● Aim of the task
Transcribe the records that follow, preserving every word.

====================

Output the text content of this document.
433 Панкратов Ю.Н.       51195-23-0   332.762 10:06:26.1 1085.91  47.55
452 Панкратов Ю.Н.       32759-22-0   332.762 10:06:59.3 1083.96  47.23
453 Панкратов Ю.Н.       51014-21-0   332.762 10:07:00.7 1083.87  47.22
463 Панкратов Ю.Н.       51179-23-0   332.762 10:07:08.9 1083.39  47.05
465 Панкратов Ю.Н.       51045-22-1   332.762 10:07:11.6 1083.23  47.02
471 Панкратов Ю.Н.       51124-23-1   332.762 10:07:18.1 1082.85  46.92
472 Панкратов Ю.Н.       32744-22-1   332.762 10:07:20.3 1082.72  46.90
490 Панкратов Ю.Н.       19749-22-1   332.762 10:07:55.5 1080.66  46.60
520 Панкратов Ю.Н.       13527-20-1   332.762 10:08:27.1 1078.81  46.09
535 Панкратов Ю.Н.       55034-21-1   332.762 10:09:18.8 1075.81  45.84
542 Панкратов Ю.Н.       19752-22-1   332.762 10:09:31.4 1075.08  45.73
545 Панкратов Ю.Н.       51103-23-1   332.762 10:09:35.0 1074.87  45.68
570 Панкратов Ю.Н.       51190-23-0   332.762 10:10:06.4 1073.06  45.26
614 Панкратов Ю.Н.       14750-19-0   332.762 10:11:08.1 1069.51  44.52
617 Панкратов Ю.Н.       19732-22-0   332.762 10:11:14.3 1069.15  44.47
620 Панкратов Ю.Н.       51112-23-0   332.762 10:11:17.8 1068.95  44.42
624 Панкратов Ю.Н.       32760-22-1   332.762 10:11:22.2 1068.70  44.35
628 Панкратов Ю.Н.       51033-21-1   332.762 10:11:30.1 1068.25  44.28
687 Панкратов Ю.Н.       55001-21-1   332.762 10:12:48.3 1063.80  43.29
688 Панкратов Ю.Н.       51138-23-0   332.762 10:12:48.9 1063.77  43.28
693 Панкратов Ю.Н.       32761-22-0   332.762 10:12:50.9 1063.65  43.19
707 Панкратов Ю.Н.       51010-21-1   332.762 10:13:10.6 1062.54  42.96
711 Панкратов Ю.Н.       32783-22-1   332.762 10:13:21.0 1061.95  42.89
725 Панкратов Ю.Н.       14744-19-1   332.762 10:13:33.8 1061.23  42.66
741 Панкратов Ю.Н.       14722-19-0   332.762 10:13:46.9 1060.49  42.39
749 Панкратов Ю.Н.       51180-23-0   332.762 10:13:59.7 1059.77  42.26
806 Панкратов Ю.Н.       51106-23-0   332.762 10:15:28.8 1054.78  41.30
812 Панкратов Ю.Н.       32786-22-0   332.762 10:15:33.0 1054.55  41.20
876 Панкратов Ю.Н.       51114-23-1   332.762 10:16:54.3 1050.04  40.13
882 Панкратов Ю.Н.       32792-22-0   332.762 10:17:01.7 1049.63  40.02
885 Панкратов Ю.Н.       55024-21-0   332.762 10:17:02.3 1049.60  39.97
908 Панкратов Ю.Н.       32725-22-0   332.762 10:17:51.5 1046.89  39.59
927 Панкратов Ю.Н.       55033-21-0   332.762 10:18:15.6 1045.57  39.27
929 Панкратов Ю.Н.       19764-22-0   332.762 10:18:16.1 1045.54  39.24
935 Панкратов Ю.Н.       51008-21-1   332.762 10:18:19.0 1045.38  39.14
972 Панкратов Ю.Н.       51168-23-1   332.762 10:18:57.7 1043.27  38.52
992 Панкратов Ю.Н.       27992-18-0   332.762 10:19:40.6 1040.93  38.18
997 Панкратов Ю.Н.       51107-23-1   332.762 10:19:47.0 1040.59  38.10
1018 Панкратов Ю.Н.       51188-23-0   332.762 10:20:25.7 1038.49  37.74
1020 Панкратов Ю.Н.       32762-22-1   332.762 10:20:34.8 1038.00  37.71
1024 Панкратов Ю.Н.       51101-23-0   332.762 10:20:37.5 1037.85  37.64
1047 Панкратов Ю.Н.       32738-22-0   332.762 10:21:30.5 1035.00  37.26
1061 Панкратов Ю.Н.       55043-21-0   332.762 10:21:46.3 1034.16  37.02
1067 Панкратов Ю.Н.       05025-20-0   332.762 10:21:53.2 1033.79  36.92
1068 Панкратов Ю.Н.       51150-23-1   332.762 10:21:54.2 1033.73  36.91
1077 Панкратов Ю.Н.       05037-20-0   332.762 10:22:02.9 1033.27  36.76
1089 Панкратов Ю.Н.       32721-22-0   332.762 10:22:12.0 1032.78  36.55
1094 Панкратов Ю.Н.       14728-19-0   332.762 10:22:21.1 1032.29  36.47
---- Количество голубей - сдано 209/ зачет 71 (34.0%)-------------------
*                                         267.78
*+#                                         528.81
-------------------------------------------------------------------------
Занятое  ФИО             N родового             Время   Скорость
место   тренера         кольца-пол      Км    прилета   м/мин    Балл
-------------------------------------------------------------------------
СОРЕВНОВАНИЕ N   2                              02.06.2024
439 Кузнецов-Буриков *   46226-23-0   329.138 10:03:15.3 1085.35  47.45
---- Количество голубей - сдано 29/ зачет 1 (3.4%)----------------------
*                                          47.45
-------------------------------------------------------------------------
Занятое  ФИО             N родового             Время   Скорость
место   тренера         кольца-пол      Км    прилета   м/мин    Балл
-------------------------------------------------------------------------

====================

● Worked solution
Output the text content of this document.
433 Панкратов Ю.Н.       51195-23-0   332.762 10:06:26.1 1085.91  47.55
452 Панкратов Ю.Н.       32759-22-0   332.762 10:06:59.3 1083.96  47.23
453 Панкратов Ю.Н.       51014-21-0   332.762 10:07:00.7 1083.87  47.22
463 Панкратов Ю.Н.       51179-23-0   332.762 10:07:08.9 1083.39  47.05
465 Панкратов Ю.Н.       51045-22-1   332.762 10:07:11.6 1083.23  47.02
471 Панкратов Ю.Н.       51124-23-1   332.762 10:07:18.1 1082.85  46.92
472 Панкратов Ю.Н.       32744-22-1   332.762 10:07:20.3 1082.72  46.90
490 Панкратов Ю.Н.       19749-22-1   332.762 10:07:55.5 1080.66  46.60
520 Панкратов Ю.Н.       13527-20-1   332.762 10:08:27.1 1078.81  46.09
535 Панкратов Ю.Н.       55034-21-1   332.762 10:09:18.8 1075.81  45.84
542 Панкратов Ю.Н.       19752-22-1   332.762 10:09:31.4 1075.08  45.73
545 Панкратов Ю.Н.       51103-23-1   332.762 10:09:35.0 1074.87  45.68
570 Панкратов Ю.Н.       51190-23-0   332.762 10:10:06.4 1073.06  45.26
614 Панкратов Ю.Н.       14750-19-0   332.762 10:11:08.1 1069.51  44.52
617 Панкратов Ю.Н.       19732-22-0   332.762 10:11:14.3 1069.15  44.47
620 Панкратов Ю.Н.       51112-23-0   332.762 10:11:17.8 1068.95  44.42
624 Панкратов Ю.Н.       32760-22-1   332.762 10:11:22.2 1068.70  44.35
628 Панкратов Ю.Н.       51033-21-1   332.762 10:11:30.1 1068.25  44.28
687 Панкратов Ю.Н.       55001-21-1   332.762 10:12:48.3 1063.80  43.29
688 Панкратов Ю.Н.       51138-23-0   332.762 10:12:48.9 1063.77  43.28
693 Панкратов Ю.Н.       32761-22-0   332.762 10:12:50.9 1063.65  43.19
707 Панкратов Ю.Н.       51010-21-1   332.762 10:13:10.6 1062.54  42.96
711 Панкратов Ю.Н.       32783-22-1   332.762 10:13:21.0 1061.95  42.89
725 Панкратов Ю.Н.       14744-19-1   332.762 10:13:33.8 1061.23  42.66
741 Панкратов Ю.Н.       14722-19-0   332.762 10:13:46.9 1060.49  42.39
749 Панкратов Ю.Н.       51180-23-0   332.762 10:13:59.7 1059.77  42.26
806 Панкратов Ю.Н.       51106-23-0   332.762 10:15:28.8 1054.78  41.30
812 Панкратов Ю.Н.       32786-22-0   332.762 10:15:33.0 1054.55  41.20
876 Панкратов Ю.Н.       51114-23-1   332.762 10:16:54.3 1050.04  40.13
882 Панкратов Ю.Н.       32792-22-0   332.762 10:17:01.7 1049.63  40.02
885 Панкратов Ю.Н.       55024-21-0   332.762 10:17:02.3 1049.60  39.97
908 Панкратов Ю.Н.       32725-22-0   332.762 10:17:51.5 1046.89  39.59
927 Панкратов Ю.Н.       55033-21-0   332.762 10:18:15.6 1045.57  39.27
929 Панкратов Ю.Н.       19764-22-0   332.762 10:18:16.1 1045.54  39.24
935 Панкратов Ю.Н.       51008-21-1   332.762 10:18:19.0 1045.38  39.14
972 Панкратов Ю.Н.       51168-23-1   332.762 10:18:57.7 1043.27  38.52
992 Панкратов Ю.Н.       27992-18-0   332.762 10:19:40.6 1040.93  38.18
997 Панкратов Ю.Н.       51107-23-1   332.762 10:19:47.0 1040.59  38.10
1018 Панкратов Ю.Н.       51188-23-0   332.762 10:20:25.7 1038.49  37.74
1020 Панкратов Ю.Н.       32762-22-1   332.762 10:20:34.8 1038.00  37.71
1024 Панкратов Ю.Н.       51101-23-0   332.762 10:20:37.5 1037.85  37.64
1047 Панкратов Ю.Н.       32738-22-0   332.762 10:21:30.5 1035.00  37.26
1061 Панкратов Ю.Н.       55043-21-0   332.762 10:21:46.3 1034.16  37.02
1067 Панкратов Ю.Н.       05025-20-0   332.762 10:21:53.2 1033.79  36.92
1068 Панкратов Ю.Н.       51150-23-1   332.762 10:21:54.2 1033.73  36.91
1077 Панкратов Ю.Н.       05037-20-0   332.762 10:22:02.9 1033.27  36.76
1089 Панкратов Ю.Н.       32721-22-0   332.762 10:22:12.0 1032.78  36.55
1094 Панкратов Ю.Н.       14728-19-0   332.762 10:22:21.1 1032.29  36.47
---- Количество голубей - сдано 209/ зачет 71 (34.0%)-------------------
*                                         267.78
*+#                                         528.81
-------------------------------------------------------------------------
Занятое  ФИО             N родового             Время   Скорость
место   тренера         кольца-пол      Км    прилета   м/мин    Балл
-------------------------------------------------------------------------
СОРЕВНОВАНИЕ N   2                              02.06.2024
439 Кузнецов-Буриков *   46226-23-0   329.138 10:03:15.3 1085.35  47.45
---- Количество голубей - сдано 29/ зачет 1 (3.4%)----------------------
*                                          47.45
-------------------------------------------------------------------------
Занятое  ФИО             N родового             Время   Скорость
место   тренера         кольца-пол      Км    прилета   м/мин    Балл
-------------------------------------------------------------------------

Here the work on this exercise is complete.